[What to work on] Search the records for the word "seznámení" and pick out every line that has it.

++++++++++++++++++++

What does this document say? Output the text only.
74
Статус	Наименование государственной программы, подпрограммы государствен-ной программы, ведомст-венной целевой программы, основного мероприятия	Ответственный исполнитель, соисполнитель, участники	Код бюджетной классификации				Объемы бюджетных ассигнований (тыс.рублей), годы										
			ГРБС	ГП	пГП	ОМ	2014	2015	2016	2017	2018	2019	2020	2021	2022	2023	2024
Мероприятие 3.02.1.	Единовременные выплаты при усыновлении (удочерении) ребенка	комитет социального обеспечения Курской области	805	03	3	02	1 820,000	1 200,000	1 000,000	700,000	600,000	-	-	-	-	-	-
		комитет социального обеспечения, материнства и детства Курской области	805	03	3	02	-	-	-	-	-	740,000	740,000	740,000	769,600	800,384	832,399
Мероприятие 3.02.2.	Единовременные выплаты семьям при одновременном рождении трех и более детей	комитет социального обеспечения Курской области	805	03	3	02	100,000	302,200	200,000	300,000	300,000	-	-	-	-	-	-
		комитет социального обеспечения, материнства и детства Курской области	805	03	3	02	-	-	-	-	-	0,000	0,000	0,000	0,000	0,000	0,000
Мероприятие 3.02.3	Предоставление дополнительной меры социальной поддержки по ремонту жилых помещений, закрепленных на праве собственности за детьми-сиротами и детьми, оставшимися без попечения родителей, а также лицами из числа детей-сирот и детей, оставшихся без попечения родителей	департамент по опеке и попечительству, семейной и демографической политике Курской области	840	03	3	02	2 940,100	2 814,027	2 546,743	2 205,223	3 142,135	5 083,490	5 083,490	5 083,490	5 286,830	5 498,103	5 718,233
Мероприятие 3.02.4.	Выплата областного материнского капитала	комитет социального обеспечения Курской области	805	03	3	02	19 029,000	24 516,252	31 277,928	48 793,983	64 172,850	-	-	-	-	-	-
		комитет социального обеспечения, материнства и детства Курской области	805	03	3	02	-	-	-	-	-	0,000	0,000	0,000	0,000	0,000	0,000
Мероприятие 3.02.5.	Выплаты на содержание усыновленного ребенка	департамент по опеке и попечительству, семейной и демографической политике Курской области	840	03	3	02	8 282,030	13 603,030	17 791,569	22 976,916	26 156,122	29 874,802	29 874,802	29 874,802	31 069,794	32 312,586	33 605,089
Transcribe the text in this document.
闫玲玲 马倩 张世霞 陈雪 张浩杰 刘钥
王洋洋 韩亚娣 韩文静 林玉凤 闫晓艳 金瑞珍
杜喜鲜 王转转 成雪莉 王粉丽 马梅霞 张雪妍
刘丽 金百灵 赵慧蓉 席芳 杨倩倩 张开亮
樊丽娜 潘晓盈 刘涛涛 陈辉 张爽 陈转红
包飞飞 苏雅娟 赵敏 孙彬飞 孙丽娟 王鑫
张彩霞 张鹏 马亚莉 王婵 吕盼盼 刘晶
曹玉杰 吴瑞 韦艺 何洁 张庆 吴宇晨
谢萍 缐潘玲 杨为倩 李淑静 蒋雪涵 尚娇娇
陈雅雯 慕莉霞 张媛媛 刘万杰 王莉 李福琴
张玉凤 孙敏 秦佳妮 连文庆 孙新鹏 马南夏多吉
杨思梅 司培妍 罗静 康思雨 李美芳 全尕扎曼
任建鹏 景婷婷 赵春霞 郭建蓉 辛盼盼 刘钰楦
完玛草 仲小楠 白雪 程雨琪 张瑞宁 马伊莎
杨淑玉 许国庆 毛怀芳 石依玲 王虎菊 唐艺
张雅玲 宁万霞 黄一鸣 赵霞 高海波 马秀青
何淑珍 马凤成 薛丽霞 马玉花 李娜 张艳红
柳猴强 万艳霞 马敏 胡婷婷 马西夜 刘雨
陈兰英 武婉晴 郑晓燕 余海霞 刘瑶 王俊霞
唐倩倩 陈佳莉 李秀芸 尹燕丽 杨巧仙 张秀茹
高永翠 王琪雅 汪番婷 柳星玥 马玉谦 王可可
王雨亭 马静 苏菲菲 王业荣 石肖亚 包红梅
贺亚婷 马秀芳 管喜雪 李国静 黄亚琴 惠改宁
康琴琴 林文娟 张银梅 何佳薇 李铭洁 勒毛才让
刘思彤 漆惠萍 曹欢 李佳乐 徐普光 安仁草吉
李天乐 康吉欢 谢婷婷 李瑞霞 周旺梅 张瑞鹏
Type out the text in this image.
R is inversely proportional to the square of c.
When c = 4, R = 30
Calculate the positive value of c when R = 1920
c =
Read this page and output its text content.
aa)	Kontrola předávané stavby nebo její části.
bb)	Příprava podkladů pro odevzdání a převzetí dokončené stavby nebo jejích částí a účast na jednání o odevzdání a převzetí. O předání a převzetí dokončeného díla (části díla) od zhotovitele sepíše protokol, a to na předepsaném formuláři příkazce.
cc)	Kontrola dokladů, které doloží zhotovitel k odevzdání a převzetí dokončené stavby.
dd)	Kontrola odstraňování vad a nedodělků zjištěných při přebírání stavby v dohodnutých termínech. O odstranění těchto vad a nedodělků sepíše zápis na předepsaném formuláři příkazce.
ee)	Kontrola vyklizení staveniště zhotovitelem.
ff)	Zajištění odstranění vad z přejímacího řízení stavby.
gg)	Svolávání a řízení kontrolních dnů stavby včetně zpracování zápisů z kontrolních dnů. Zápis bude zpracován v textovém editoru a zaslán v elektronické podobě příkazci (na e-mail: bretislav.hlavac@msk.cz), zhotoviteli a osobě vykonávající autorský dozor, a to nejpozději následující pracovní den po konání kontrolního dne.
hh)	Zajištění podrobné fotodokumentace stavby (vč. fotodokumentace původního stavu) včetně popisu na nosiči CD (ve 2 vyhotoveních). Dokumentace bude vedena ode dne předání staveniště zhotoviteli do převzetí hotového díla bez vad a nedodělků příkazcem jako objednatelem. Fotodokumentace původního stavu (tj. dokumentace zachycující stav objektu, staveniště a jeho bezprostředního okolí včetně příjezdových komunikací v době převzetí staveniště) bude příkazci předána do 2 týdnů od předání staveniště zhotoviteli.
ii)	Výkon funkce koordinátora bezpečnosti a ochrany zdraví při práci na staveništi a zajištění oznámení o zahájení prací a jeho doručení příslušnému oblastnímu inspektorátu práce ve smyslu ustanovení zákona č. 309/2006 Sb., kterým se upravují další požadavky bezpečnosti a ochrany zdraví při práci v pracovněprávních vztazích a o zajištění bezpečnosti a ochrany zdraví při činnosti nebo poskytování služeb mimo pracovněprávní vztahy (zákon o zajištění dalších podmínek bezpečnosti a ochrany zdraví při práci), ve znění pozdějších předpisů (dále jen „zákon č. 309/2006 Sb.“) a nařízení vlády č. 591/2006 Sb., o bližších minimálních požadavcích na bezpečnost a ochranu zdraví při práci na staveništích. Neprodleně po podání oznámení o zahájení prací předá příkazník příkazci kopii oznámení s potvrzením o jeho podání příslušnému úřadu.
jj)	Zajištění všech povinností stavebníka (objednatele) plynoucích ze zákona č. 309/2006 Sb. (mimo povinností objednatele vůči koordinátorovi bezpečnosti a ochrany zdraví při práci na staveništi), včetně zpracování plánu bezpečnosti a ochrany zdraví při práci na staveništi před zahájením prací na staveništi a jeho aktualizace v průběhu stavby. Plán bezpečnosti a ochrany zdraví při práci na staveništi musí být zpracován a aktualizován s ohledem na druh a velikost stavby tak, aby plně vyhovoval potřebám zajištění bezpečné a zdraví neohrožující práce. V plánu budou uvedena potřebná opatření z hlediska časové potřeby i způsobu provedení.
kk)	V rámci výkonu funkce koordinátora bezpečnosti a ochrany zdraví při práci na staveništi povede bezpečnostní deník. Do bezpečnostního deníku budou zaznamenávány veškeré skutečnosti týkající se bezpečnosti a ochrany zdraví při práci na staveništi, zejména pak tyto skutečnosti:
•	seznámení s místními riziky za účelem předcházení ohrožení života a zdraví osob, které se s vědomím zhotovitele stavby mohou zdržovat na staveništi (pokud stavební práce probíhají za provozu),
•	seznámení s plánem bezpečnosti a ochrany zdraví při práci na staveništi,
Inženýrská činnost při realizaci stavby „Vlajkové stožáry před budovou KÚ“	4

++++++++++++++++++++

[Response below]
•	seznámení s místními riziky za účelem předcházení ohrožení života a zdraví osob, které se s vědomím zhotovitele stavby mohou zdržovat na staveništi (pokud stavební práce probíhají za provozu),
•	seznámení s plánem bezpečnosti a ochrany zdraví při práci na staveništi,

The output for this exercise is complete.